| SET PROBLEM |
Sort through the entries below and pull out lines containing the word "without".

| EXERCISE DATA |
===

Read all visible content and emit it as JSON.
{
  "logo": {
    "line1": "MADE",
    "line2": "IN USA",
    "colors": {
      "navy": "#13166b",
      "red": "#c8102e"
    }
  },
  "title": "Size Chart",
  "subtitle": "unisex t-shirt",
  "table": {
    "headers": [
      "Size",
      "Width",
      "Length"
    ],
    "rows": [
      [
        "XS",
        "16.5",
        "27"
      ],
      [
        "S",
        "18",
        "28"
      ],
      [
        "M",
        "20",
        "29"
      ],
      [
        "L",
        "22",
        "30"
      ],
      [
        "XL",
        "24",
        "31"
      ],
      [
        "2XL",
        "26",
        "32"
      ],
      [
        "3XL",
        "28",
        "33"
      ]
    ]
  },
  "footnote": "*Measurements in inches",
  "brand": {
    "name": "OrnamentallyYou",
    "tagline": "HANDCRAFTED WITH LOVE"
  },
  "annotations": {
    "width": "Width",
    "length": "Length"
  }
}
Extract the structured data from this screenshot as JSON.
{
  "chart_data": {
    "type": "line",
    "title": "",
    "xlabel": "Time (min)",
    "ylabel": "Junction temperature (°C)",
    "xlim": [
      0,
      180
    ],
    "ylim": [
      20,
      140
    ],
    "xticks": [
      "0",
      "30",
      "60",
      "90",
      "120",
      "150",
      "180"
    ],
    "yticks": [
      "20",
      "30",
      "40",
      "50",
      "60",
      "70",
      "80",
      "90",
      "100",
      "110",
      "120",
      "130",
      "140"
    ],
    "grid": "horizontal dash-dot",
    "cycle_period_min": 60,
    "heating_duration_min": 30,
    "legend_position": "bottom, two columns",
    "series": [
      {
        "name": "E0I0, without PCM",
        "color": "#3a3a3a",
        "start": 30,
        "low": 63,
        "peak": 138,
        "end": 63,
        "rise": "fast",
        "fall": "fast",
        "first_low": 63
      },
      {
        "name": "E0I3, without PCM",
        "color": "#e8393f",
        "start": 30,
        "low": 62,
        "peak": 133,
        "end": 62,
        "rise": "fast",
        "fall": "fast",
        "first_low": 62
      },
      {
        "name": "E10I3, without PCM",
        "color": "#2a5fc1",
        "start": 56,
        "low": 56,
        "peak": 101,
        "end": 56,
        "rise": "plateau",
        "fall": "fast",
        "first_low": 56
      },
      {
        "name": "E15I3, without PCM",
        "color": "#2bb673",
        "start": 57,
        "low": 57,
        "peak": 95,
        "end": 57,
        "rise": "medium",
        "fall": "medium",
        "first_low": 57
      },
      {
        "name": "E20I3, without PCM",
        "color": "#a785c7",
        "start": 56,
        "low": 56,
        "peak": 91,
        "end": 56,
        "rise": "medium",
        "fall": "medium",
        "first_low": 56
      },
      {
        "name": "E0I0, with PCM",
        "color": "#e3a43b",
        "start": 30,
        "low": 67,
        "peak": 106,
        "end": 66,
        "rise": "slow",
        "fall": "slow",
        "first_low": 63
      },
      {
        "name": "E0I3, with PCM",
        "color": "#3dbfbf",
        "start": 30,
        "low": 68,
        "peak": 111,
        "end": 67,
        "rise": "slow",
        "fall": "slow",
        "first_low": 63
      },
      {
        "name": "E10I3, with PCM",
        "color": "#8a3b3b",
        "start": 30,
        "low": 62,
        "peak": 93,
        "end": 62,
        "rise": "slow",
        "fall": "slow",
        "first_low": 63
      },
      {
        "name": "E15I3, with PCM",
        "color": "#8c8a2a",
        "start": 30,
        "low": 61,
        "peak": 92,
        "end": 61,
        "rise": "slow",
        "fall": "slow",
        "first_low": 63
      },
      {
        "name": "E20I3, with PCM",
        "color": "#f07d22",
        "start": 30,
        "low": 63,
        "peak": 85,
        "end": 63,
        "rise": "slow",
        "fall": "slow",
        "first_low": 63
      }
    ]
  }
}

===

| SOLUTION BELOW |
        "name": "E0I0, without PCM",
        "name": "E0I3, without PCM",
        "name": "E10I3, without PCM",
        "name": "E15I3, without PCM",
        "name": "E20I3, without PCM",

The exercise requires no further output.